## START GIVEN INFORMATION

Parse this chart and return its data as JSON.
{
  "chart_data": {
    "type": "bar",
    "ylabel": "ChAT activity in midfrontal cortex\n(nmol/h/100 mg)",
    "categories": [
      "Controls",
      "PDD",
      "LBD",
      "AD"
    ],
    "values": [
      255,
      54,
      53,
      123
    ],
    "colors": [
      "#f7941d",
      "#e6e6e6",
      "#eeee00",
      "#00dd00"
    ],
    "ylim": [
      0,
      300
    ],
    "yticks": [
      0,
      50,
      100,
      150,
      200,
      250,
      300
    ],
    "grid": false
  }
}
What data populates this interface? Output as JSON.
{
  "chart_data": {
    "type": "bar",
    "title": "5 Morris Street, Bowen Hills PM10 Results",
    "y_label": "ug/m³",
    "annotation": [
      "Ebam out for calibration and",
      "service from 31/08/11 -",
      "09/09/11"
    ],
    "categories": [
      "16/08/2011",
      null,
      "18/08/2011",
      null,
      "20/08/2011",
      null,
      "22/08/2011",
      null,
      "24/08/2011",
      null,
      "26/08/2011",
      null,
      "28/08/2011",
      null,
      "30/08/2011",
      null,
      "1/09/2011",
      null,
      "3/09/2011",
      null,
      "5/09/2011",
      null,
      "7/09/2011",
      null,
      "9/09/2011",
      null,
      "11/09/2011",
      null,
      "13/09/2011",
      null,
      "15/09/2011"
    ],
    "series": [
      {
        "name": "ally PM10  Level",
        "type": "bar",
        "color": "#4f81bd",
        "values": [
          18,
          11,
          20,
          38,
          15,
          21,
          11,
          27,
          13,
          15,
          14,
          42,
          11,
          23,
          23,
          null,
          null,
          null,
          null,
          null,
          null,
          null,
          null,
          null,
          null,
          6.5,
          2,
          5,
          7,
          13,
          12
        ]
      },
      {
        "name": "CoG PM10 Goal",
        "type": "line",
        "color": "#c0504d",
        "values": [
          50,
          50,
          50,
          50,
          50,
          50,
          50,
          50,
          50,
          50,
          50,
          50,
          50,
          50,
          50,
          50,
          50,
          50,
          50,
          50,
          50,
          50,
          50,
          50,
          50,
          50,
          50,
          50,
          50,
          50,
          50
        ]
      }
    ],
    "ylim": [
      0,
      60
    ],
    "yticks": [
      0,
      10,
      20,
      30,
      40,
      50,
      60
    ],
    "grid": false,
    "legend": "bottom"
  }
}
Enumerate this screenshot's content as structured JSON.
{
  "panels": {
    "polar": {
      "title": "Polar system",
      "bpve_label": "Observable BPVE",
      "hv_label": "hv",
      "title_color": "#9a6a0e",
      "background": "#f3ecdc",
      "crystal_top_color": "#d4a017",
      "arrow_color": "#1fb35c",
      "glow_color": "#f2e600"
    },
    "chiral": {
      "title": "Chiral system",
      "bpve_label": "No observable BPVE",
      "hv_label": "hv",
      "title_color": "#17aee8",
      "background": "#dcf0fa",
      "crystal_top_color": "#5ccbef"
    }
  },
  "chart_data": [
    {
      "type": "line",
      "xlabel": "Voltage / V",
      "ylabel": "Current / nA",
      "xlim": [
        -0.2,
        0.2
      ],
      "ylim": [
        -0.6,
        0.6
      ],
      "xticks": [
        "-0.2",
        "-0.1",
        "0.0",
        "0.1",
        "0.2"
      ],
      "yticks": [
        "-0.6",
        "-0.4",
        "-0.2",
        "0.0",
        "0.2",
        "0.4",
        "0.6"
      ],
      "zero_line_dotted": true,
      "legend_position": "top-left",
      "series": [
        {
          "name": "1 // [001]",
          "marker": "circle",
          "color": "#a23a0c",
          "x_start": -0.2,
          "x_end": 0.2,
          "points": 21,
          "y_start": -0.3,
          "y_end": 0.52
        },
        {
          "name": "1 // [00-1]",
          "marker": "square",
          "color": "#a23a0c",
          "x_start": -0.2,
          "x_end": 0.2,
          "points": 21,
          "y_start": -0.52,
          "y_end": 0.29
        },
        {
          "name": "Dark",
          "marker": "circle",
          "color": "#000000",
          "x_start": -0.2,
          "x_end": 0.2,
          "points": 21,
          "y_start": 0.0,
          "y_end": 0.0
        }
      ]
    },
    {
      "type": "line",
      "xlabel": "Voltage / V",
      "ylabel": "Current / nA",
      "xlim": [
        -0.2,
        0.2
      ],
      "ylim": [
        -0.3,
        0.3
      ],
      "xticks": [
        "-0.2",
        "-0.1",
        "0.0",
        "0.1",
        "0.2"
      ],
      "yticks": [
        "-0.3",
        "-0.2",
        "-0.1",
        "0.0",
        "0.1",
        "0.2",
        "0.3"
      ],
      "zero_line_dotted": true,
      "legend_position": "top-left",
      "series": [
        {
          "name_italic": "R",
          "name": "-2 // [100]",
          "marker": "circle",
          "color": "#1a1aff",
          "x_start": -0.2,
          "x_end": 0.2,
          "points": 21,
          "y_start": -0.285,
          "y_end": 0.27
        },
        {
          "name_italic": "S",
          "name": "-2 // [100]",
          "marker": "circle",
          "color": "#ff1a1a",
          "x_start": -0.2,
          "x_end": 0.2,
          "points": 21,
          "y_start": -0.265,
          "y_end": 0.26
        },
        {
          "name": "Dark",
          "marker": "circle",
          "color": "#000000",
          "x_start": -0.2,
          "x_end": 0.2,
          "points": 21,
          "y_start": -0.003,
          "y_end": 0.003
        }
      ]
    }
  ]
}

## END GIVEN INFORMATION

CHALLENGE:
Reproduce every line above without error.

WRITTEN ANSWER:
Parse this chart and return its data as JSON.
{
  "chart_data": {
    "type": "bar",
    "ylabel": "ChAT activity in midfrontal cortex\n(nmol/h/100 mg)",
    "categories": [
      "Controls",
      "PDD",
      "LBD",
      "AD"
    ],
    "values": [
      255,
      54,
      53,
      123
    ],
    "colors": [
      "#f7941d",
      "#e6e6e6",
      "#eeee00",
      "#00dd00"
    ],
    "ylim": [
      0,
      300
    ],
    "yticks": [
      0,
      50,
      100,
      150,
      200,
      250,
      300
    ],
    "grid": false
  }
}
What data populates this interface? Output as JSON.
{
  "chart_data": {
    "type": "bar",
    "title": "5 Morris Street, Bowen Hills PM10 Results",
    "y_label": "ug/m³",
    "annotation": [
      "Ebam out for calibration and",
      "service from 31/08/11 -",
      "09/09/11"
    ],
    "categories": [
      "16/08/2011",
      null,
      "18/08/2011",
      null,
      "20/08/2011",
      null,
      "22/08/2011",
      null,
      "24/08/2011",
      null,
      "26/08/2011",
      null,
      "28/08/2011",
      null,
      "30/08/2011",
      null,
      "1/09/2011",
      null,
      "3/09/2011",
      null,
      "5/09/2011",
      null,
      "7/09/2011",
      null,
      "9/09/2011",
      null,
      "11/09/2011",
      null,
      "13/09/2011",
      null,
      "15/09/2011"
    ],
    "series": [
      {
        "name": "ally PM10  Level",
        "type": "bar",
        "color": "#4f81bd",
        "values": [
          18,
          11,
          20,
          38,
          15,
          21,
          11,
          27,
          13,
          15,
          14,
          42,
          11,
          23,
          23,
          null,
          null,
          null,
          null,
          null,
          null,
          null,
          null,
          null,
          null,
          6.5,
          2,
          5,
          7,
          13,
          12
        ]
      },
      {
        "name": "CoG PM10 Goal",
        "type": "line",
        "color": "#c0504d",
        "values": [
          50,
          50,
          50,
          50,
          50,
          50,
          50,
          50,
          50,
          50,
          50,
          50,
          50,
          50,
          50,
          50,
          50,
          50,
          50,
          50,
          50,
          50,
          50,
          50,
          50,
          50,
          50,
          50,
          50,
          50,
          50
        ]
      }
    ],
    "ylim": [
      0,
      60
    ],
    "yticks": [
      0,
      10,
      20,
      30,
      40,
      50,
      60
    ],
    "grid": false,
    "legend": "bottom"
  }
}
Enumerate this screenshot's content as structured JSON.
{
  "panels": {
    "polar": {
      "title": "Polar system",
      "bpve_label": "Observable BPVE",
      "hv_label": "hv",
      "title_color": "#9a6a0e",
      "background": "#f3ecdc",
      "crystal_top_color": "#d4a017",
      "arrow_color": "#1fb35c",
      "glow_color": "#f2e600"
    },
    "chiral": {
      "title": "Chiral system",
      "bpve_label": "No observable BPVE",
      "hv_label": "hv",
      "title_color": "#17aee8",
      "background": "#dcf0fa",
      "crystal_top_color": "#5ccbef"
    }
  },
  "chart_data": [
    {
      "type": "line",
      "xlabel": "Voltage / V",
      "ylabel": "Current / nA",
      "xlim": [
        -0.2,
        0.2
      ],
      "ylim": [
        -0.6,
        0.6
      ],
      "xticks": [
        "-0.2",
        "-0.1",
        "0.0",
        "0.1",
        "0.2"
      ],
      "yticks": [
        "-0.6",
        "-0.4",
        "-0.2",
        "0.0",
        "0.2",
        "0.4",
        "0.6"
      ],
      "zero_line_dotted": true,
      "legend_position": "top-left",
      "series": [
        {
          "name": "1 // [001]",
          "marker": "circle",
          "color": "#a23a0c",
          "x_start": -0.2,
          "x_end": 0.2,
          "points": 21,
          "y_start": -0.3,
          "y_end": 0.52
        },
        {
          "name": "1 // [00-1]",
          "marker": "square",
          "color": "#a23a0c",
          "x_start": -0.2,
          "x_end": 0.2,
          "points": 21,
          "y_start": -0.52,
          "y_end": 0.29
        },
        {
          "name": "Dark",
          "marker": "circle",
          "color": "#000000",
          "x_start": -0.2,
          "x_end": 0.2,
          "points": 21,
          "y_start": 0.0,
          "y_end": 0.0
        }
      ]
    },
    {
      "type": "line",
      "xlabel": "Voltage / V",
      "ylabel": "Current / nA",
      "xlim": [
        -0.2,
        0.2
      ],
      "ylim": [
        -0.3,
        0.3
      ],
      "xticks": [
        "-0.2",
        "-0.1",
        "0.0",
        "0.1",
        "0.2"
      ],
      "yticks": [
        "-0.3",
        "-0.2",
        "-0.1",
        "0.0",
        "0.1",
        "0.2",
        "0.3"
      ],
      "zero_line_dotted": true,
      "legend_position": "top-left",
      "series": [
        {
          "name_italic": "R",
          "name": "-2 // [100]",
          "marker": "circle",
          "color": "#1a1aff",
          "x_start": -0.2,
          "x_end": 0.2,
          "points": 21,
          "y_start": -0.285,
          "y_end": 0.27
        },
        {
          "name_italic": "S",
          "name": "-2 // [100]",
          "marker": "circle",
          "color": "#ff1a1a",
          "x_start": -0.2,
          "x_end": 0.2,
          "points": 21,
          "y_start": -0.265,
          "y_end": 0.26
        },
        {
          "name": "Dark",
          "marker": "circle",
          "color": "#000000",
          "x_start": -0.2,
          "x_end": 0.2,
          "points": 21,
          "y_start": -0.003,
          "y_end": 0.003
        }
      ]
    }
  ]
}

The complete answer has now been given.